- Data lines
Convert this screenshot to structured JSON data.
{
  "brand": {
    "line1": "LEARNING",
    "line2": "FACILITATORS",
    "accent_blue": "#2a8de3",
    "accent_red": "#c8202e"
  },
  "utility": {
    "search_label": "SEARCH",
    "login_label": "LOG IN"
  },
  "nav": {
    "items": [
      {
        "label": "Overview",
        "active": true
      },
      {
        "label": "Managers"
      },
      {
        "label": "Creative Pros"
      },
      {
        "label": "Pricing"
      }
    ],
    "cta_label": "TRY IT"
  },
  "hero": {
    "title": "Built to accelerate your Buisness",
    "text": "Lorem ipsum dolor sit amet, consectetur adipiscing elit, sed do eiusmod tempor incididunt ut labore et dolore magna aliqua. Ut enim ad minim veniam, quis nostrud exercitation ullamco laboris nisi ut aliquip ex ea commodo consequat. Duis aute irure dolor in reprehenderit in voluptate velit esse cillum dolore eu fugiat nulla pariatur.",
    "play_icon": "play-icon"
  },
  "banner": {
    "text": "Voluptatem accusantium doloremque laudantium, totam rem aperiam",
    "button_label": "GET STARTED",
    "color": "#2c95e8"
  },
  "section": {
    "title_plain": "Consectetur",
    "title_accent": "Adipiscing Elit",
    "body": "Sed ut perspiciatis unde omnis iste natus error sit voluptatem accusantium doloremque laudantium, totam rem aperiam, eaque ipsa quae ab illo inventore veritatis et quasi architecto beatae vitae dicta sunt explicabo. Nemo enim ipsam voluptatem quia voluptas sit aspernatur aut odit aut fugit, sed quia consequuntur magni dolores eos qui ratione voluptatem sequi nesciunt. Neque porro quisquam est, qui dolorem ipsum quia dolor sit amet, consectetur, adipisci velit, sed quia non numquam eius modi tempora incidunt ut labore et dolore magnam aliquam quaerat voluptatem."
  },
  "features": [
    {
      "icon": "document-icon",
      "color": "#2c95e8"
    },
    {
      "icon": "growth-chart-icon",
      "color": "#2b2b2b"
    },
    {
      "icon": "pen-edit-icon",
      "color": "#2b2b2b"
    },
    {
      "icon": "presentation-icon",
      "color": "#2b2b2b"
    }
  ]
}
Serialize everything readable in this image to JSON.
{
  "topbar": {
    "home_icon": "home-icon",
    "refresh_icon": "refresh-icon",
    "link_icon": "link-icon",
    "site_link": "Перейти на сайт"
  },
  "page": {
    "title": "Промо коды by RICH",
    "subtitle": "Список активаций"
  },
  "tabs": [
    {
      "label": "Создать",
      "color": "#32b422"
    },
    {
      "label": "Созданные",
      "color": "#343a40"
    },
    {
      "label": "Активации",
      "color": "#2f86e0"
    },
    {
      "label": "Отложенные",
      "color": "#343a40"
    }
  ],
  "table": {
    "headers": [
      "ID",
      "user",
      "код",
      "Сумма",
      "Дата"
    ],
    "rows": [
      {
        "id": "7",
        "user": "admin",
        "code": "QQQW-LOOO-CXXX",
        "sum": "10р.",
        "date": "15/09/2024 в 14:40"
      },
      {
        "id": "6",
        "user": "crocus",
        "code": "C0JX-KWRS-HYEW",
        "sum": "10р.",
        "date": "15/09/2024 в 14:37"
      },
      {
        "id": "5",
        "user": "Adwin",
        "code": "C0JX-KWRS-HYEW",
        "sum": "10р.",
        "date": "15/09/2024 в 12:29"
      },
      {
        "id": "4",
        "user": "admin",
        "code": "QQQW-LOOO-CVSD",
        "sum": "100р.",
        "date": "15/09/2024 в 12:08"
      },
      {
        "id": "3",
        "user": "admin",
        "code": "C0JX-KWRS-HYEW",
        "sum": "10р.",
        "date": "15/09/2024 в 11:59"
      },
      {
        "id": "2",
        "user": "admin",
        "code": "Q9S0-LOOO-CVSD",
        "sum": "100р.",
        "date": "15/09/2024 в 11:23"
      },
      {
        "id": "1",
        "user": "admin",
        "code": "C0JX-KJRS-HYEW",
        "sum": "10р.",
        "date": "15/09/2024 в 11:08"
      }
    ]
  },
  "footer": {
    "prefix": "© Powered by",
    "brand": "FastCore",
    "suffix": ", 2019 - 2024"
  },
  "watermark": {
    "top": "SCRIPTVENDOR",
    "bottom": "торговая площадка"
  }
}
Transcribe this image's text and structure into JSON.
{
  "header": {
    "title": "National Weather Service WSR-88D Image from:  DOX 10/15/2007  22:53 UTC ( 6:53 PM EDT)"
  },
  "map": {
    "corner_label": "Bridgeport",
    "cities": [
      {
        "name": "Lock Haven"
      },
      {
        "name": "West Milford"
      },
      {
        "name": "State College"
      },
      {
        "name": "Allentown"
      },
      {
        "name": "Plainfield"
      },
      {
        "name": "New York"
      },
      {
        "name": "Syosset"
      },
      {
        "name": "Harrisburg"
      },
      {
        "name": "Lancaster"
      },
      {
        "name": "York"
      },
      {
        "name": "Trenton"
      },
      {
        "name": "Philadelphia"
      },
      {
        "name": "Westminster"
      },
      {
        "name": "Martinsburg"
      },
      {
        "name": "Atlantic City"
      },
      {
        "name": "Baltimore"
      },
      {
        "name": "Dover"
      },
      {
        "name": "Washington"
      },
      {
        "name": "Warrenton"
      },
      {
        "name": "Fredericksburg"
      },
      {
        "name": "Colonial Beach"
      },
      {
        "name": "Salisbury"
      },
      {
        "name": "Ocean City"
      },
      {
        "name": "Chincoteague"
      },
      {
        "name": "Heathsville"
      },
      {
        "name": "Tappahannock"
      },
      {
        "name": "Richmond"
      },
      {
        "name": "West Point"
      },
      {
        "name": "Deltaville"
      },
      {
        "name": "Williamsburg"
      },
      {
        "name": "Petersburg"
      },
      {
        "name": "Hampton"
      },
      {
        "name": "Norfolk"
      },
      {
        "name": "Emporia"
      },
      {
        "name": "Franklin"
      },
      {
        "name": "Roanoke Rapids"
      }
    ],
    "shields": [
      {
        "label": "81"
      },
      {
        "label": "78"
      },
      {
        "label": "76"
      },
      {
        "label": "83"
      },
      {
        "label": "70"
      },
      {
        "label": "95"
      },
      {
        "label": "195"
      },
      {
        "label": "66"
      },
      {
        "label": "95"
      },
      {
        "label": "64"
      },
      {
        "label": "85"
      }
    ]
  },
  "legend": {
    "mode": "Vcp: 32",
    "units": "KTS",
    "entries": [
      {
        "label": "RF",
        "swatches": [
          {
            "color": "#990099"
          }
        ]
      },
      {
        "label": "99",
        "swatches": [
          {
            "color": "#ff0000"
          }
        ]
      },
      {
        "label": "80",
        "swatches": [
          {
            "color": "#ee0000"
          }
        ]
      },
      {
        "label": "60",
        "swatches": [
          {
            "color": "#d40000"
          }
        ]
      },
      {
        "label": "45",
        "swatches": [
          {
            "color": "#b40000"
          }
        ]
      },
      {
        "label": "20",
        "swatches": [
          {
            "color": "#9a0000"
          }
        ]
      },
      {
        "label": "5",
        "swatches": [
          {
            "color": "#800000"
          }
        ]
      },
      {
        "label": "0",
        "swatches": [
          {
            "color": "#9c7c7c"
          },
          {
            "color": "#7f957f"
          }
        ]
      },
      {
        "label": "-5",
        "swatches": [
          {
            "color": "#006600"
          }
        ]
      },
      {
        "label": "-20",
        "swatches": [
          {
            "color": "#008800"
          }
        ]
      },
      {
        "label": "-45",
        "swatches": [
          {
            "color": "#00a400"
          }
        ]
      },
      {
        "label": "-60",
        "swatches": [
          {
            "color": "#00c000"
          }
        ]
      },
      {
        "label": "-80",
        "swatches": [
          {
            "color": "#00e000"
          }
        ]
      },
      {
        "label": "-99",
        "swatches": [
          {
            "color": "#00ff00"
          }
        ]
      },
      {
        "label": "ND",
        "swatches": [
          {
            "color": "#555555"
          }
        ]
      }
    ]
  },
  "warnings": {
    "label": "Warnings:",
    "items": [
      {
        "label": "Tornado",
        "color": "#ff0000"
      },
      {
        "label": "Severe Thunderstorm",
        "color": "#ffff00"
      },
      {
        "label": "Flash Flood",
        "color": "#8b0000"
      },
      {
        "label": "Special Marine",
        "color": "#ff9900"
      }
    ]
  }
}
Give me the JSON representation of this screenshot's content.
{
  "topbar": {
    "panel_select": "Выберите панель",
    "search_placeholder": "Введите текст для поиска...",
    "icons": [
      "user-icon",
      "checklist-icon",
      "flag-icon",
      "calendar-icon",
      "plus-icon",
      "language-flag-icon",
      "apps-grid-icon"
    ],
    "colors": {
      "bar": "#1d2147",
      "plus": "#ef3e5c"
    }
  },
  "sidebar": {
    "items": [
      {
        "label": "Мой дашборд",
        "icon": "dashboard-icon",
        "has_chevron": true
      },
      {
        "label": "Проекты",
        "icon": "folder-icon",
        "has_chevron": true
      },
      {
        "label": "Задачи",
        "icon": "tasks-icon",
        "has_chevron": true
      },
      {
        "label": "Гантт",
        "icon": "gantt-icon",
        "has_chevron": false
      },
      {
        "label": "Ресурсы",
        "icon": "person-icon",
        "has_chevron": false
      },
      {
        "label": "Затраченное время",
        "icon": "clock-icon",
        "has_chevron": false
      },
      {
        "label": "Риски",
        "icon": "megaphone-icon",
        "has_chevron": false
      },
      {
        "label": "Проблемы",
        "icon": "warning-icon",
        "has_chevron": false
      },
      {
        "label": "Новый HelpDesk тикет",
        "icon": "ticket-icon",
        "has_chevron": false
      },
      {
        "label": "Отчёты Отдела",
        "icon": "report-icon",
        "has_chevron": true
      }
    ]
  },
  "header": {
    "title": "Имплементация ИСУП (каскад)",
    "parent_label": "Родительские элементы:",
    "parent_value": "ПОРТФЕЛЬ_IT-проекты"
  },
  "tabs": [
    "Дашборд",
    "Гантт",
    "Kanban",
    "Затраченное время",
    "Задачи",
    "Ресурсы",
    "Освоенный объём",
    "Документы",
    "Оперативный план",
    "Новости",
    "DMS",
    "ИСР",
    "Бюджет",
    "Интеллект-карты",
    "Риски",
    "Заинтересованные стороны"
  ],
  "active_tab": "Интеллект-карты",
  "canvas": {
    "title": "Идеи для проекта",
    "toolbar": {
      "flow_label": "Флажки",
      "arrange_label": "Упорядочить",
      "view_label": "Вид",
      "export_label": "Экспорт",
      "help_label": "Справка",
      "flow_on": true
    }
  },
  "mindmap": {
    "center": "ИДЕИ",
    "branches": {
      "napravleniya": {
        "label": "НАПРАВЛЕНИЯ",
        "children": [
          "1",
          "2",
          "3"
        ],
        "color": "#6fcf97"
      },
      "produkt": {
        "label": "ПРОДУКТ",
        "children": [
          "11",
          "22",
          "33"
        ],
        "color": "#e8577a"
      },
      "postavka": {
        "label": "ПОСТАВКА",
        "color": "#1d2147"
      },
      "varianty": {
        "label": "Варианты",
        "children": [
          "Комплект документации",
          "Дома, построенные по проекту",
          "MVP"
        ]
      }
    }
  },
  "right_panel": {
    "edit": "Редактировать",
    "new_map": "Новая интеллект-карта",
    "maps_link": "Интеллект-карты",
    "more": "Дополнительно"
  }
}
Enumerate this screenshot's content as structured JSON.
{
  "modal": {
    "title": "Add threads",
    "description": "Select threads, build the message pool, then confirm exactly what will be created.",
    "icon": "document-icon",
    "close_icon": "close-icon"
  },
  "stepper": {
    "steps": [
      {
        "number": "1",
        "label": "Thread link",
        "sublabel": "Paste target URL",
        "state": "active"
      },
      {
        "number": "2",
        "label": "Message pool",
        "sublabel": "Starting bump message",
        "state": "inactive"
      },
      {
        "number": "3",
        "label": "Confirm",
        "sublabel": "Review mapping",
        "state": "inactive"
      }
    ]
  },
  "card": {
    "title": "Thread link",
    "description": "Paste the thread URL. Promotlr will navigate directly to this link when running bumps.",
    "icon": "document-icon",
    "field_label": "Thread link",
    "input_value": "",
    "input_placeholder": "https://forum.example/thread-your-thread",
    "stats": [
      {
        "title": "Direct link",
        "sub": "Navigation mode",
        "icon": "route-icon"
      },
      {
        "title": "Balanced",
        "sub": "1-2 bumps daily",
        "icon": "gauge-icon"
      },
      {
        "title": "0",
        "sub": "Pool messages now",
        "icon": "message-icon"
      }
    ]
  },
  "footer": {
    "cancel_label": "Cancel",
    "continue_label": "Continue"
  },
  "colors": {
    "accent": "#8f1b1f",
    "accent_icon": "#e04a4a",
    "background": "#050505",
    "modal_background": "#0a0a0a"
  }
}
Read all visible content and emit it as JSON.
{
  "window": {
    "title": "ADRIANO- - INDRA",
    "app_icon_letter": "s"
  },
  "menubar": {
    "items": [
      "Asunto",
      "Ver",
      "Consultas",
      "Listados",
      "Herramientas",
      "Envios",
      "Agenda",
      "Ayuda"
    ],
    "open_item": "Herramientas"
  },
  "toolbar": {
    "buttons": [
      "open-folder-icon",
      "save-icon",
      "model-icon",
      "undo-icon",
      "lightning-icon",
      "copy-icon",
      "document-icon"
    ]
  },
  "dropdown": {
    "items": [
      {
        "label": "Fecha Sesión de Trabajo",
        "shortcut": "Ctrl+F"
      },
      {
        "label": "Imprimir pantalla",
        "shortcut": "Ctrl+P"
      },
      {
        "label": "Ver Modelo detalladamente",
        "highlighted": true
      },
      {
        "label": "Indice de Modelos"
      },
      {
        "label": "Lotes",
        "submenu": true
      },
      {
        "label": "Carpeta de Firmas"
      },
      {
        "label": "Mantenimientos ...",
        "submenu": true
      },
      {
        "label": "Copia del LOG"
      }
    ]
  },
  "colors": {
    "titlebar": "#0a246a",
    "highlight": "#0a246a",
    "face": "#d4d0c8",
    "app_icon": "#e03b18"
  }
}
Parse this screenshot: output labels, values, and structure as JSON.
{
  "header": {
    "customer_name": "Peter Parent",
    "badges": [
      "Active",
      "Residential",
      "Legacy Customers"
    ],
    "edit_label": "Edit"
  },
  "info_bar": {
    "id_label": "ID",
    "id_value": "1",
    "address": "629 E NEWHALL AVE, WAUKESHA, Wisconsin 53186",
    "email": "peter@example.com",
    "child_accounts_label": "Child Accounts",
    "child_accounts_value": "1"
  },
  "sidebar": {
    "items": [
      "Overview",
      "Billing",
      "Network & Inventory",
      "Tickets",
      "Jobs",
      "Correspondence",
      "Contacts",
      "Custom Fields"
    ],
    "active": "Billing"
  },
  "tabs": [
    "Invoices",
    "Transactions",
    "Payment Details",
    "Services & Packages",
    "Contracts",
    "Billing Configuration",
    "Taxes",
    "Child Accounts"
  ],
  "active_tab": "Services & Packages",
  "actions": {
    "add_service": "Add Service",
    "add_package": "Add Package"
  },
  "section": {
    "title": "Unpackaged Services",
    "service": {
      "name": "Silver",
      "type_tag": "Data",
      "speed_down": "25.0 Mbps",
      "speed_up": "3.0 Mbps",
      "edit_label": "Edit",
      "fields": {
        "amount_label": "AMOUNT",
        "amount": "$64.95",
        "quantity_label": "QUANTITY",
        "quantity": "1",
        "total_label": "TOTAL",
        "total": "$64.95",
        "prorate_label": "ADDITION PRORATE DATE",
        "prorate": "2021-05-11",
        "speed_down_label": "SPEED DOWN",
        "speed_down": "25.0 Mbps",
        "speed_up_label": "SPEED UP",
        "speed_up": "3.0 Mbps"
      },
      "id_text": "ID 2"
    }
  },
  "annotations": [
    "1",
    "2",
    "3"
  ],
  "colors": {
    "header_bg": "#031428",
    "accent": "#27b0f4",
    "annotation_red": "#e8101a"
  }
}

- Work required
Copy out each line of the material that holds the word "amet".

- Correct response
    "text": "Lorem ipsum dolor sit amet, consectetur adipiscing elit, sed do eiusmod tempor incididunt ut labore et dolore magna aliqua. Ut enim ad minim veniam, quis nostrud exercitation ullamco laboris nisi ut aliquip ex ea commodo consequat. Duis aute irure dolor in reprehenderit in voluptate velit esse cillum dolore eu fugiat nulla pariatur.",
    "body": "Sed ut perspiciatis unde omnis iste natus error sit voluptatem accusantium doloremque laudantium, totam rem aperiam, eaque ipsa quae ab illo inventore veritatis et quasi architecto beatae vitae dicta sunt explicabo. Nemo enim ipsam voluptatem quia voluptas sit aspernatur aut odit aut fugit, sed quia consequuntur magni dolores eos qui ratione voluptatem sequi nesciunt. Neque porro quisquam est, qui dolorem ipsum quia dolor sit amet, consectetur, adipisci velit, sed quia non numquam eius modi tempora incidunt ut labore et dolore magnam aliquam quaerat voluptatem."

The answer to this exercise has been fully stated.